(begin)

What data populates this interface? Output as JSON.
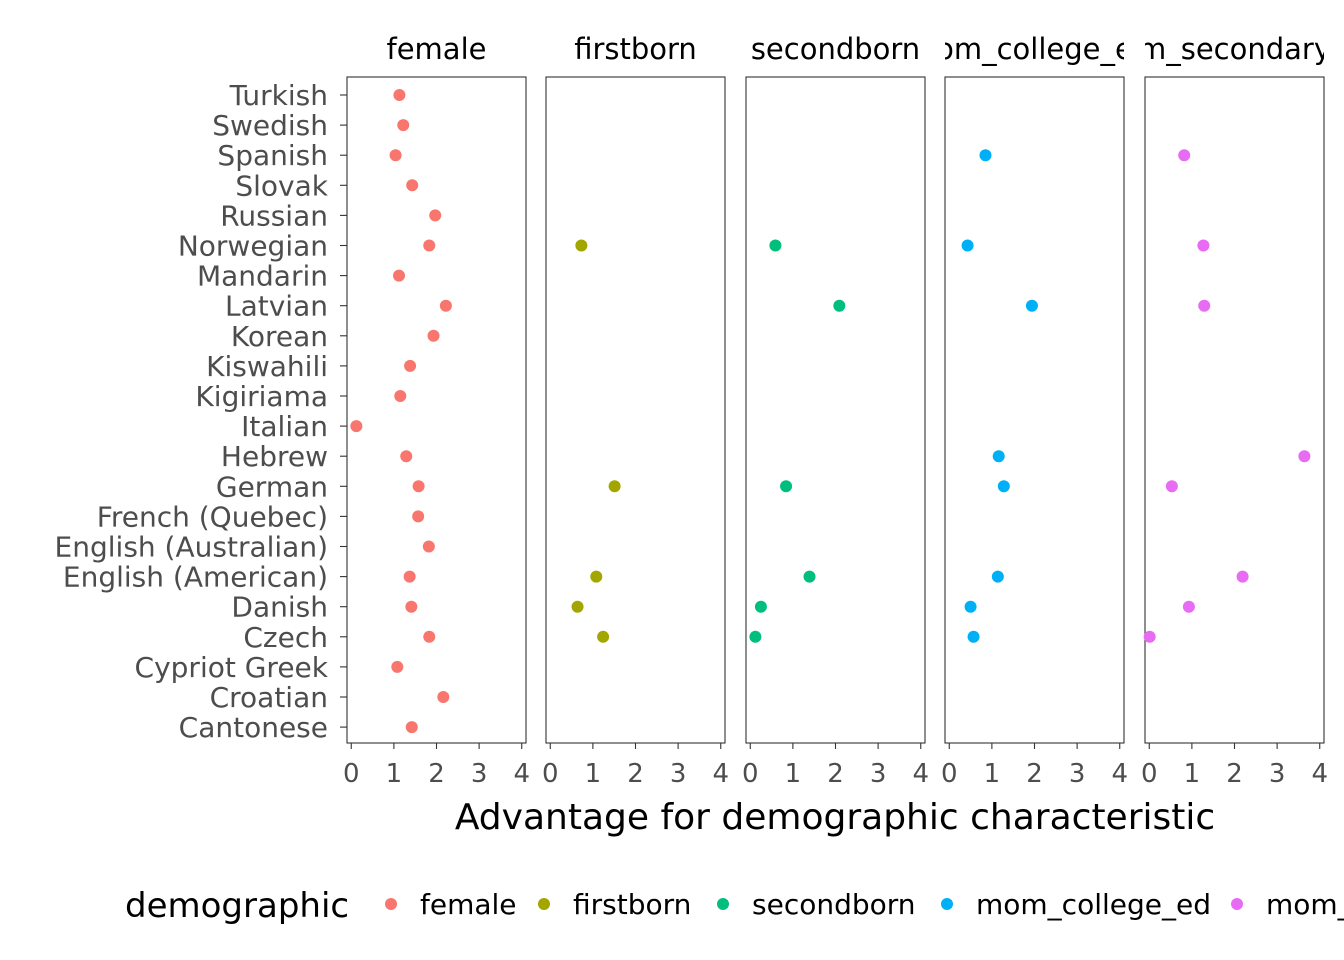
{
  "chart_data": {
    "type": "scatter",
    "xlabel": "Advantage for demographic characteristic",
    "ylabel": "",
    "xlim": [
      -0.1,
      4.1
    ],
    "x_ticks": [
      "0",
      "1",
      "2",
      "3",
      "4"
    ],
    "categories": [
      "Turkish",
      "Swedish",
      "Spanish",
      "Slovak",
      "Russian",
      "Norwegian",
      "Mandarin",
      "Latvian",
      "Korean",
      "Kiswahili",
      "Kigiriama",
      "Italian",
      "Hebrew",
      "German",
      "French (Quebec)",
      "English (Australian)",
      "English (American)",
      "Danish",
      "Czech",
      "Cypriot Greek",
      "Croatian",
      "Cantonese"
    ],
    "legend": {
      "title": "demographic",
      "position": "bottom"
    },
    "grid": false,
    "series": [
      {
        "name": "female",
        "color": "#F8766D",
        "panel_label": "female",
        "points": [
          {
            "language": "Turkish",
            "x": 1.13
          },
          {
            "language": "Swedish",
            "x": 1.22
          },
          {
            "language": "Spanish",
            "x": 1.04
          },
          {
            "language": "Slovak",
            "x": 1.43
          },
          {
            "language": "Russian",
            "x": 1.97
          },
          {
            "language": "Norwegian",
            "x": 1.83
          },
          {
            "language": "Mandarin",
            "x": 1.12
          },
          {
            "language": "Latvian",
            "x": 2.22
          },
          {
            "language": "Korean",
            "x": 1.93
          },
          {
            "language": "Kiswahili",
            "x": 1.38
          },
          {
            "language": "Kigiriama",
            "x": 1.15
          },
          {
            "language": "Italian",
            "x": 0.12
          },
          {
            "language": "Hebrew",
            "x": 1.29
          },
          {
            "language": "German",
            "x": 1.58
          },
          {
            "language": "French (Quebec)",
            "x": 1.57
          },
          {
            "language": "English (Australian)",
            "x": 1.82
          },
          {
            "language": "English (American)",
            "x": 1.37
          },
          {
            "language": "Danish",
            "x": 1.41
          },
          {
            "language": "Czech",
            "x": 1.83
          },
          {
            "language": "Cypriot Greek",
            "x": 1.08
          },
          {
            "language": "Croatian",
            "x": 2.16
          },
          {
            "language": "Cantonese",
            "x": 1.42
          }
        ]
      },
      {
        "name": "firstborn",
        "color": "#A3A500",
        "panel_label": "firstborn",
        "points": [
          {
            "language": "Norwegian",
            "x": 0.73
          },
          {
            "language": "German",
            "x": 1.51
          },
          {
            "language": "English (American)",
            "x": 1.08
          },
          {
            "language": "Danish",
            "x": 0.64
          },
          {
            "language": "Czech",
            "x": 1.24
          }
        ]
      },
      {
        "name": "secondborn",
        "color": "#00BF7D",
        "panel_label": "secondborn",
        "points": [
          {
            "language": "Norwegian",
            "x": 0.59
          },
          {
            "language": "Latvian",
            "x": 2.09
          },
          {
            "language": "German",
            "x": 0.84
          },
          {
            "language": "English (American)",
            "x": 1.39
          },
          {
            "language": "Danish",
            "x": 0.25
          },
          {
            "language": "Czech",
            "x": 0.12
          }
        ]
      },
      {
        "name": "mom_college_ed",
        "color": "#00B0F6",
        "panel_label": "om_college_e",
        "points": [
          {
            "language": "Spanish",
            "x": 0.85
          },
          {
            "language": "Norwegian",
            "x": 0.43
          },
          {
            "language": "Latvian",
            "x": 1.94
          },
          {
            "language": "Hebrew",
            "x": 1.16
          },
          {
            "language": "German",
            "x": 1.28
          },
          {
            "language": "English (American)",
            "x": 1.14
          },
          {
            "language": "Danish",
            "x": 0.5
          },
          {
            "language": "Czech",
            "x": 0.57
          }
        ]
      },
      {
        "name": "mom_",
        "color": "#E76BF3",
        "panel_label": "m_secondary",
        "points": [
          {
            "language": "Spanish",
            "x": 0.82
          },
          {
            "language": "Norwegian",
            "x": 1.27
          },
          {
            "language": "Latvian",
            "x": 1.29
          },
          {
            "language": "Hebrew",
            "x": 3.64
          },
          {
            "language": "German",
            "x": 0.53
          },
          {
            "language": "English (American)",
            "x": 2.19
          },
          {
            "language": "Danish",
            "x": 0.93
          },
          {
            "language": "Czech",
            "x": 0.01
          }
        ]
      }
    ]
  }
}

(end)

**What the exercise asks:** Every line of the data should be copied as it stands, without the images.

**In response:**
What data populates this interface? Output as JSON.
{
  "chart_data": {
    "type": "scatter",
    "xlabel": "Advantage for demographic characteristic",
    "ylabel": "",
    "xlim": [
      -0.1,
      4.1
    ],
    "x_ticks": [
      "0",
      "1",
      "2",
      "3",
      "4"
    ],
    "categories": [
      "Turkish",
      "Swedish",
      "Spanish",
      "Slovak",
      "Russian",
      "Norwegian",
      "Mandarin",
      "Latvian",
      "Korean",
      "Kiswahili",
      "Kigiriama",
      "Italian",
      "Hebrew",
      "German",
      "French (Quebec)",
      "English (Australian)",
      "English (American)",
      "Danish",
      "Czech",
      "Cypriot Greek",
      "Croatian",
      "Cantonese"
    ],
    "legend": {
      "title": "demographic",
      "position": "bottom"
    },
    "grid": false,
    "series": [
      {
        "name": "female",
        "color": "#F8766D",
        "panel_label": "female",
        "points": [
          {
            "language": "Turkish",
            "x": 1.13
          },
          {
            "language": "Swedish",
            "x": 1.22
          },
          {
            "language": "Spanish",
            "x": 1.04
          },
          {
            "language": "Slovak",
            "x": 1.43
          },
          {
            "language": "Russian",
            "x": 1.97
          },
          {
            "language": "Norwegian",
            "x": 1.83
          },
          {
            "language": "Mandarin",
            "x": 1.12
          },
          {
            "language": "Latvian",
            "x": 2.22
          },
          {
            "language": "Korean",
            "x": 1.93
          },
          {
            "language": "Kiswahili",
            "x": 1.38
          },
          {
            "language": "Kigiriama",
            "x": 1.15
          },
          {
            "language": "Italian",
            "x": 0.12
          },
          {
            "language": "Hebrew",
            "x": 1.29
          },
          {
            "language": "German",
            "x": 1.58
          },
          {
            "language": "French (Quebec)",
            "x": 1.57
          },
          {
            "language": "English (Australian)",
            "x": 1.82
          },
          {
            "language": "English (American)",
            "x": 1.37
          },
          {
            "language": "Danish",
            "x": 1.41
          },
          {
            "language": "Czech",
            "x": 1.83
          },
          {
            "language": "Cypriot Greek",
            "x": 1.08
          },
          {
            "language": "Croatian",
            "x": 2.16
          },
          {
            "language": "Cantonese",
            "x": 1.42
          }
        ]
      },
      {
        "name": "firstborn",
        "color": "#A3A500",
        "panel_label": "firstborn",
        "points": [
          {
            "language": "Norwegian",
            "x": 0.73
          },
          {
            "language": "German",
            "x": 1.51
          },
          {
            "language": "English (American)",
            "x": 1.08
          },
          {
            "language": "Danish",
            "x": 0.64
          },
          {
            "language": "Czech",
            "x": 1.24
          }
        ]
      },
      {
        "name": "secondborn",
        "color": "#00BF7D",
        "panel_label": "secondborn",
        "points": [
          {
            "language": "Norwegian",
            "x": 0.59
          },
          {
            "language": "Latvian",
            "x": 2.09
          },
          {
            "language": "German",
            "x": 0.84
          },
          {
            "language": "English (American)",
            "x": 1.39
          },
          {
            "language": "Danish",
            "x": 0.25
          },
          {
            "language": "Czech",
            "x": 0.12
          }
        ]
      },
      {
        "name": "mom_college_ed",
        "color": "#00B0F6",
        "panel_label": "om_college_e",
        "points": [
          {
            "language": "Spanish",
            "x": 0.85
          },
          {
            "language": "Norwegian",
            "x": 0.43
          },
          {
            "language": "Latvian",
            "x": 1.94
          },
          {
            "language": "Hebrew",
            "x": 1.16
          },
          {
            "language": "German",
            "x": 1.28
          },
          {
            "language": "English (American)",
            "x": 1.14
          },
          {
            "language": "Danish",
            "x": 0.5
          },
          {
            "language": "Czech",
            "x": 0.57
          }
        ]
      },
      {
        "name": "mom_",
        "color": "#E76BF3",
        "panel_label": "m_secondary",
        "points": [
          {
            "language": "Spanish",
            "x": 0.82
          },
          {
            "language": "Norwegian",
            "x": 1.27
          },
          {
            "language": "Latvian",
            "x": 1.29
          },
          {
            "language": "Hebrew",
            "x": 3.64
          },
          {
            "language": "German",
            "x": 0.53
          },
          {
            "language": "English (American)",
            "x": 2.19
          },
          {
            "language": "Danish",
            "x": 0.93
          },
          {
            "language": "Czech",
            "x": 0.01
          }
        ]
      }
    ]
  }
}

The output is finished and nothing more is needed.